- **Text excerpt**
▼

Yes  I just figured everyone on this forum would be from US and speak english as first language-shows how ethnocentric I am! Your 3rd language is much better then my 2nd language...and probably more useful as well (i took latin!).


----------



## yummy mummy (Sep 11, 2006)

*algonoshow*

Now how can you be so insulting to this person.

You don't have to spell to be rich......

you just have to understand money.


----------



## AAPaint (Mar 4, 2006)

In every contract I write I specify exactly which manufacturer, which line of thier paints, and what sheen and color will be applied to each and every surface in the house. These things should not be a question to the customer...after all, they constitute everything the customer is receiving from my company as a service. 

Terms like "top line" paint or "highest quality" etc are not brand names. You should know exactly which product the painter intends to use prior to signing anything!!! I would say if he hasn't already told you the name of the paint and the reasons he wants to use it for your particular project, and is using sketchy terms, you probably should have kept looking. If you were hiring me, you would even know what brand of caulk I intended on using, and how long it's supposed to last. 

Each brand of paint has a specific warranty from the manufacturer, which we pass along to all of our customers. With his sketchy details, how long did you expect the $14,000 paint job to last? He could have used cheap 6 year warranty paint instead of 25 year, or even lifetime warrantied paint because there is no specification. 

Did the roofer say he was using first rate shingles, or did he tell you what type, how long they are intended to last, etc? I mean, there's a big difference in a 25 year and a 35 year roof both in cost and benefits. Or asphalt and spanish tile. 

When all of this is explained to you during a walk through or initial contact with a contractor, then you will know you are on the right track. 

If you have questions un-answered, or details either ill-defined or under defined, ask those questions, and get the details in writing. When hiring a contractor, understand that all you have in the end is the contract.


----------

▲

- **Task goal**
Edit the part of the forum thread that opens with the words containing "Now how can" and closes with "as a service.", changing "manufacturer" to "maker" throughout, and give that part again.

- **Data block**
▼

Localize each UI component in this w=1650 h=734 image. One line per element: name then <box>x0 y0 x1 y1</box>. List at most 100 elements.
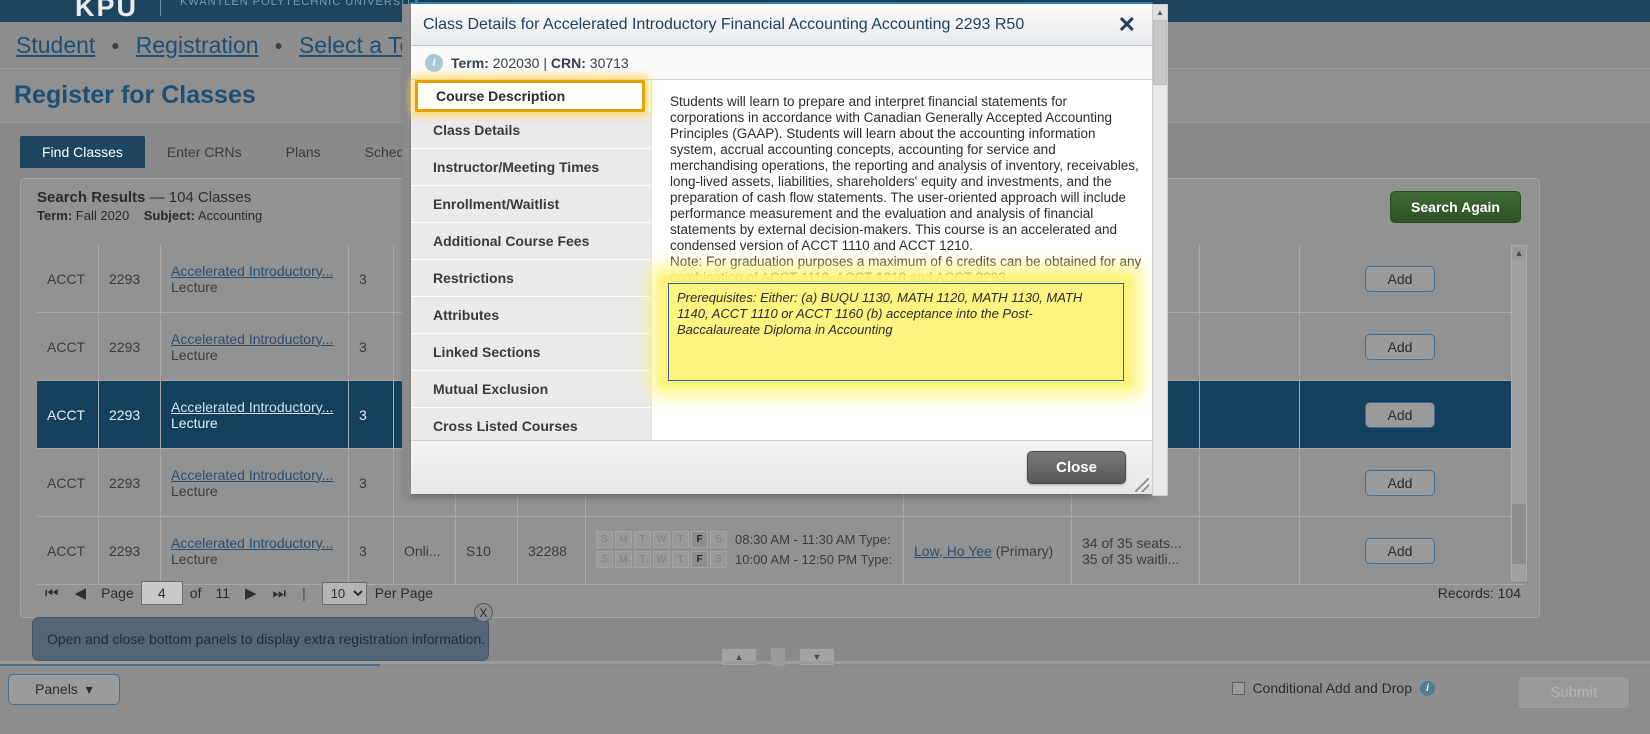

▲

- **Result of the task**
Now how can you be so insulting to this person.

You don't have to spell to be rich......

you just have to understand money.


----------



## AAPaint (Mar 4, 2006)

In every contract I write I specify exactly which maker, which line of thier paints, and what sheen and color will be applied to each and every surface in the house. These things should not be a question to the customer...after all, they constitute everything the customer is receiving from my company as a service.